▸ **Work to complete**
Reproduce each line exactly, including spacing and punctuation.

▸ **Listing**
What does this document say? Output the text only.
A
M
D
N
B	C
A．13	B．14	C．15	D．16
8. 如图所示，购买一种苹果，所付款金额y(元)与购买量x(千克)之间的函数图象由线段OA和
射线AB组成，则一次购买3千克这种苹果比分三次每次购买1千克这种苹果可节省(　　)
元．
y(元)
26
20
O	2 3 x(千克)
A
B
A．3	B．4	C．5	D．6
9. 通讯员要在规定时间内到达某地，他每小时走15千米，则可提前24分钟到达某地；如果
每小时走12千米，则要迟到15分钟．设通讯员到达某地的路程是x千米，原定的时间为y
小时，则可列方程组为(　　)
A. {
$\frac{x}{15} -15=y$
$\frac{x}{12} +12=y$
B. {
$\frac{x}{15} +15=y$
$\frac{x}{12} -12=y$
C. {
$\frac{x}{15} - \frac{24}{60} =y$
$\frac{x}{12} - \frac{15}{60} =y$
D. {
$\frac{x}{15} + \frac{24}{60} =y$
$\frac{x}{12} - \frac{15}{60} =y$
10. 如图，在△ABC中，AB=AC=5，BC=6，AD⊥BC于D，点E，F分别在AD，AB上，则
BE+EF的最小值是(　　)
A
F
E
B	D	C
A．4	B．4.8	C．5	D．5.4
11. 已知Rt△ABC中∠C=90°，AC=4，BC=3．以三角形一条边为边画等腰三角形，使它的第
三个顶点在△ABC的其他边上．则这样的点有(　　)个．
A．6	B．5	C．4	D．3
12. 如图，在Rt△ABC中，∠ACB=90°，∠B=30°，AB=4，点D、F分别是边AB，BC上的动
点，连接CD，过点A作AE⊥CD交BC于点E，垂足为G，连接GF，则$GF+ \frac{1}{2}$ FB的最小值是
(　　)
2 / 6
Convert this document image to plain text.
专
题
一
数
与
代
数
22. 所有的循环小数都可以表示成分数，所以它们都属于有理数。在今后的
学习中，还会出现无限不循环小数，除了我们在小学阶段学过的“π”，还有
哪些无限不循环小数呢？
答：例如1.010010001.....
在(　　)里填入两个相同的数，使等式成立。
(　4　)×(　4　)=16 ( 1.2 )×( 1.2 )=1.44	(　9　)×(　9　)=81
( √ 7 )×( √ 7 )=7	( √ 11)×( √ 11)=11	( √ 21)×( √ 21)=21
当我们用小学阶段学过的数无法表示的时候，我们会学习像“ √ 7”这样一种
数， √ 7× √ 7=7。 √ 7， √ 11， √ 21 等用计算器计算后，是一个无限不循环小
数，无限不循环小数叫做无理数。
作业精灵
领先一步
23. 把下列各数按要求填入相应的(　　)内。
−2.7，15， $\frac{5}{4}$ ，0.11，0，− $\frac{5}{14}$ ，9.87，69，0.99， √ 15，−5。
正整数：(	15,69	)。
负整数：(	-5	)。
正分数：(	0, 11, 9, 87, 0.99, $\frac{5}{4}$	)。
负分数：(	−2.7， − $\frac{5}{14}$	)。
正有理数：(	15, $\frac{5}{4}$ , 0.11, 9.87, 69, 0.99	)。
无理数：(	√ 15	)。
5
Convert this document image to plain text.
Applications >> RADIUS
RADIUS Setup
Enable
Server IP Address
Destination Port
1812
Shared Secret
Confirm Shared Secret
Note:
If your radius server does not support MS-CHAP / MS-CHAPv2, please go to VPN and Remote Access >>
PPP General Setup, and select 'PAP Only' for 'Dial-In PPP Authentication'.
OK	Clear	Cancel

▸ **Solution to the exercise**
What does this document say? Output the text only.
A
M
D
N
B	C
A．13	B．14	C．15	D．16
8. 如图所示，购买一种苹果，所付款金额y(元)与购买量x(千克)之间的函数图象由线段OA和
射线AB组成，则一次购买3千克这种苹果比分三次每次购买1千克这种苹果可节省(　　)
元．
y(元)
26
20
O	2 3 x(千克)
A
B
A．3	B．4	C．5	D．6
9. 通讯员要在规定时间内到达某地，他每小时走15千米，则可提前24分钟到达某地；如果
每小时走12千米，则要迟到15分钟．设通讯员到达某地的路程是x千米，原定的时间为y
小时，则可列方程组为(　　)
A. {
$\frac{x}{15} -15=y$
$\frac{x}{12} +12=y$
B. {
$\frac{x}{15} +15=y$
$\frac{x}{12} -12=y$
C. {
$\frac{x}{15} - \frac{24}{60} =y$
$\frac{x}{12} - \frac{15}{60} =y$
D. {
$\frac{x}{15} + \frac{24}{60} =y$
$\frac{x}{12} - \frac{15}{60} =y$
10. 如图，在△ABC中，AB=AC=5，BC=6，AD⊥BC于D，点E，F分别在AD，AB上，则
BE+EF的最小值是(　　)
A
F
E
B	D	C
A．4	B．4.8	C．5	D．5.4
11. 已知Rt△ABC中∠C=90°，AC=4，BC=3．以三角形一条边为边画等腰三角形，使它的第
三个顶点在△ABC的其他边上．则这样的点有(　　)个．
A．6	B．5	C．4	D．3
12. 如图，在Rt△ABC中，∠ACB=90°，∠B=30°，AB=4，点D、F分别是边AB，BC上的动
点，连接CD，过点A作AE⊥CD交BC于点E，垂足为G，连接GF，则$GF+ \frac{1}{2}$ FB的最小值是
(　　)
2 / 6
Convert this document image to plain text.
专
题
一
数
与
代
数
22. 所有的循环小数都可以表示成分数，所以它们都属于有理数。在今后的
学习中，还会出现无限不循环小数，除了我们在小学阶段学过的“π”，还有
哪些无限不循环小数呢？
答：例如1.010010001.....
在(　　)里填入两个相同的数，使等式成立。
(　4　)×(　4　)=16 ( 1.2 )×( 1.2 )=1.44	(　9　)×(　9　)=81
( √ 7 )×( √ 7 )=7	( √ 11)×( √ 11)=11	( √ 21)×( √ 21)=21
当我们用小学阶段学过的数无法表示的时候，我们会学习像“ √ 7”这样一种
数， √ 7× √ 7=7。 √ 7， √ 11， √ 21 等用计算器计算后，是一个无限不循环小
数，无限不循环小数叫做无理数。
作业精灵
领先一步
23. 把下列各数按要求填入相应的(　　)内。
−2.7，15， $\frac{5}{4}$ ，0.11，0，− $\frac{5}{14}$ ，9.87，69，0.99， √ 15，−5。
正整数：(	15,69	)。
负整数：(	-5	)。
正分数：(	0, 11, 9, 87, 0.99, $\frac{5}{4}$	)。
负分数：(	−2.7， − $\frac{5}{14}$	)。
正有理数：(	15, $\frac{5}{4}$ , 0.11, 9.87, 69, 0.99	)。
无理数：(	√ 15	)。
5
Convert this document image to plain text.
Applications >> RADIUS
RADIUS Setup
Enable
Server IP Address
Destination Port
1812
Shared Secret
Confirm Shared Secret
Note:
If your radius server does not support MS-CHAP / MS-CHAPv2, please go to VPN and Remote Access >>
PPP General Setup, and select 'PAP Only' for 'Dial-In PPP Authentication'.
OK	Clear	Cancel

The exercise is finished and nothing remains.